▶ _Data to use_
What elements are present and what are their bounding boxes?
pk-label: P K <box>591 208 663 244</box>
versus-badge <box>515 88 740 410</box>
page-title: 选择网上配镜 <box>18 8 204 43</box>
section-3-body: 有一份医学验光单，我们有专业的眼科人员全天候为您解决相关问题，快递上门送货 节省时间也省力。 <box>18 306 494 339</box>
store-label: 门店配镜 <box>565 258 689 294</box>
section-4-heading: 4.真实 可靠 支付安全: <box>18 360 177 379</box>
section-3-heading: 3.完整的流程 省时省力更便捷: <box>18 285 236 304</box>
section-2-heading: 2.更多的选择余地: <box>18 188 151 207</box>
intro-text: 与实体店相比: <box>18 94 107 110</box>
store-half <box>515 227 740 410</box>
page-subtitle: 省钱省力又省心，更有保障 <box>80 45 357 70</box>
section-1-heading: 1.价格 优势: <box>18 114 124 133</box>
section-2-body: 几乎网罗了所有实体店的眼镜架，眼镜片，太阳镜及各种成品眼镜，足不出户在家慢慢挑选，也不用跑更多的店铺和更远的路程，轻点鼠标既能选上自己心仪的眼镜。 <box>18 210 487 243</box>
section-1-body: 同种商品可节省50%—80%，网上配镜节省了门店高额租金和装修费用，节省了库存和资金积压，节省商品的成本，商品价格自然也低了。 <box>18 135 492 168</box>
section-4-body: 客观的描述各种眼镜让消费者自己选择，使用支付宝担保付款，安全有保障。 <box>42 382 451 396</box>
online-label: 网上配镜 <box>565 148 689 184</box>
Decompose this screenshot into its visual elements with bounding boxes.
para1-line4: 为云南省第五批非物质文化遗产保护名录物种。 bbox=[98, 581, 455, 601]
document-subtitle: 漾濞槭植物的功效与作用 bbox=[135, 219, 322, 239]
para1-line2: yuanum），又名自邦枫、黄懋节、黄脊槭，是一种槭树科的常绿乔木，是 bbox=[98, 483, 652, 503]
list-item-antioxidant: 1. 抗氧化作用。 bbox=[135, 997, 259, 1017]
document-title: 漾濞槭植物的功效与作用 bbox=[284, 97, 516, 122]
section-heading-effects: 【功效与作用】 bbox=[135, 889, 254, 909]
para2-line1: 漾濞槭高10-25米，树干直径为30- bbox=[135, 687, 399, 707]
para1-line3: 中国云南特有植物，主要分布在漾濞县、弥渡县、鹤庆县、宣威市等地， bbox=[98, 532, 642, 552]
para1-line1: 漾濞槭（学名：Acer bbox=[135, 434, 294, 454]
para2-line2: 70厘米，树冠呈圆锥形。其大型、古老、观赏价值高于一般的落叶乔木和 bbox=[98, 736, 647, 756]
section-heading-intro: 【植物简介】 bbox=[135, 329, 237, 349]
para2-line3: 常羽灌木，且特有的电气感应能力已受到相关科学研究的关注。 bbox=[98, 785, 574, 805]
...
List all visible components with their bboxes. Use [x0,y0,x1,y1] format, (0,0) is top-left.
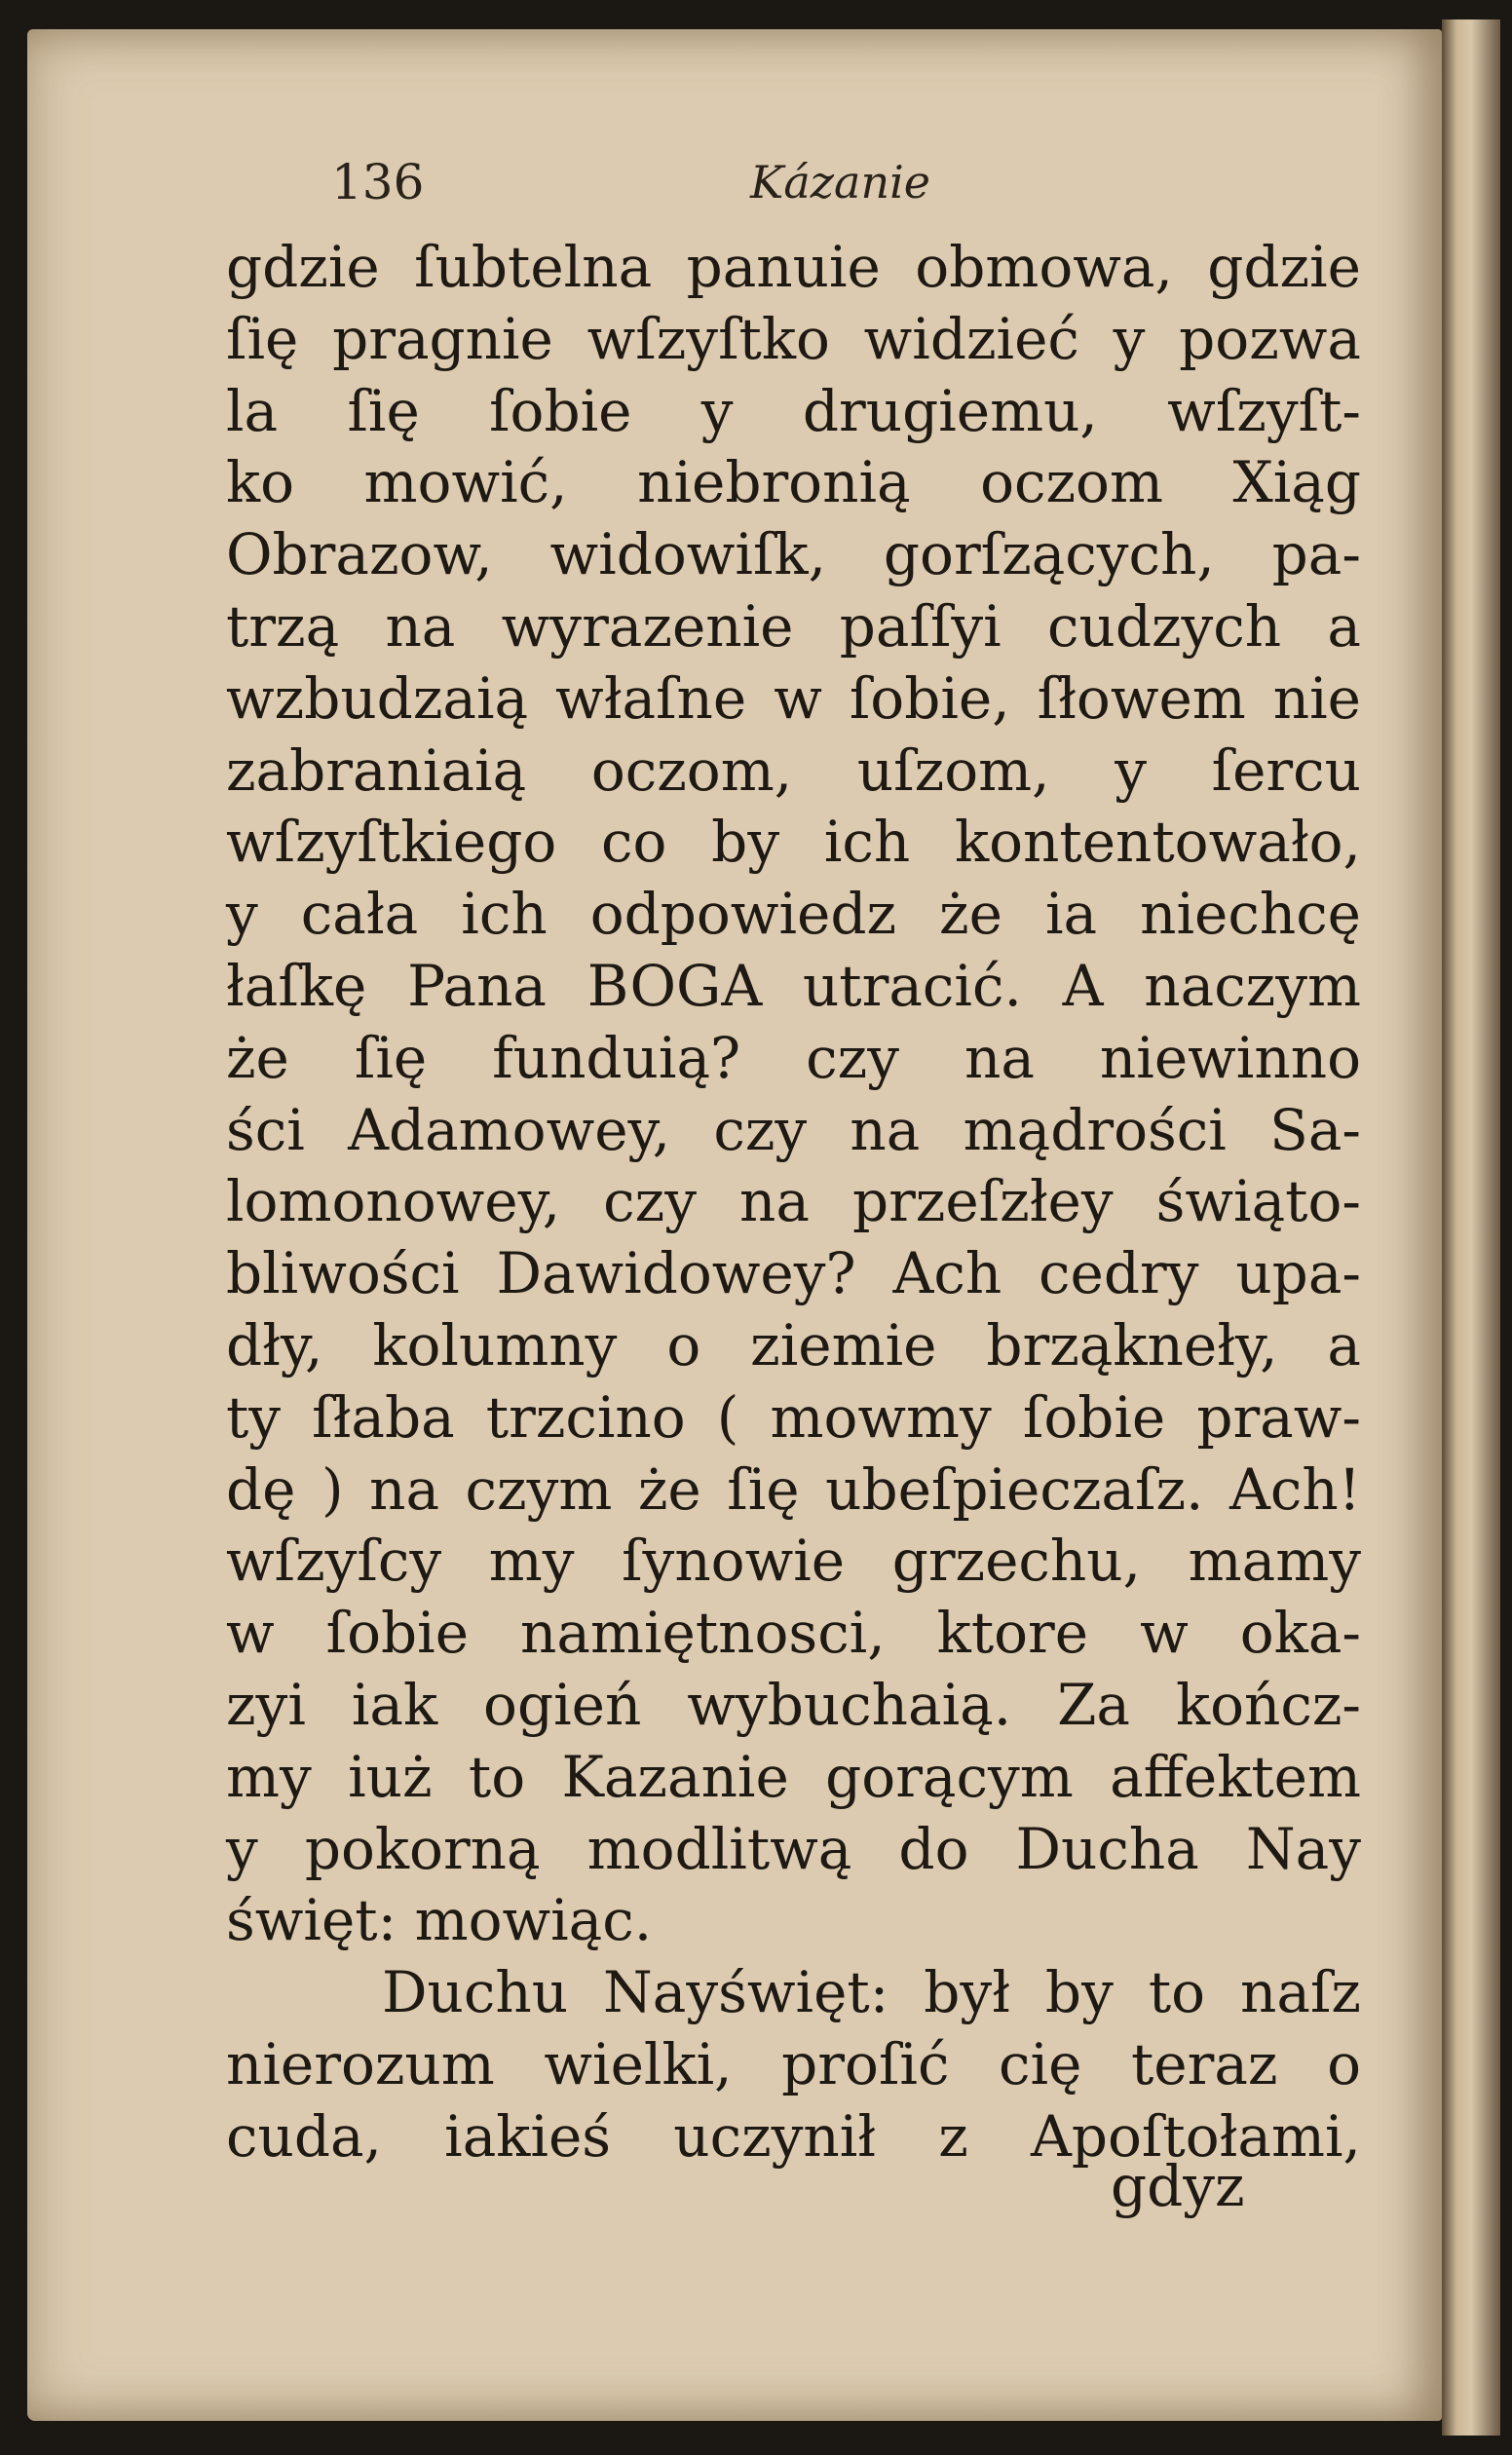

▶ _Request_
Rename "bbox" to "box" in the entries from the line with "Decompose this screenshot" to the line with "532, 642, 552]", and write out only those lines with nothing else changed.

▶ _Problem solution_
Decompose this screenshot into its visual elements with bounding boxes.
para1-line4: 为云南省第五批非物质文化遗产保护名录物种。 box=[98, 581, 455, 601]
document-subtitle: 漾濞槭植物的功效与作用 box=[135, 219, 322, 239]
para1-line2: yuanum），又名自邦枫、黄懋节、黄脊槭，是一种槭树科的常绿乔木，是 box=[98, 483, 652, 503]
list-item-antioxidant: 1. 抗氧化作用。 box=[135, 997, 259, 1017]
document-title: 漾濞槭植物的功效与作用 box=[284, 97, 516, 122]
section-heading-effects: 【功效与作用】 box=[135, 889, 254, 909]
para2-line1: 漾濞槭高10-25米，树干直径为30- box=[135, 687, 399, 707]
para1-line3: 中国云南特有植物，主要分布在漾濞县、弥渡县、鹤庆县、宣威市等地， box=[98, 532, 642, 552]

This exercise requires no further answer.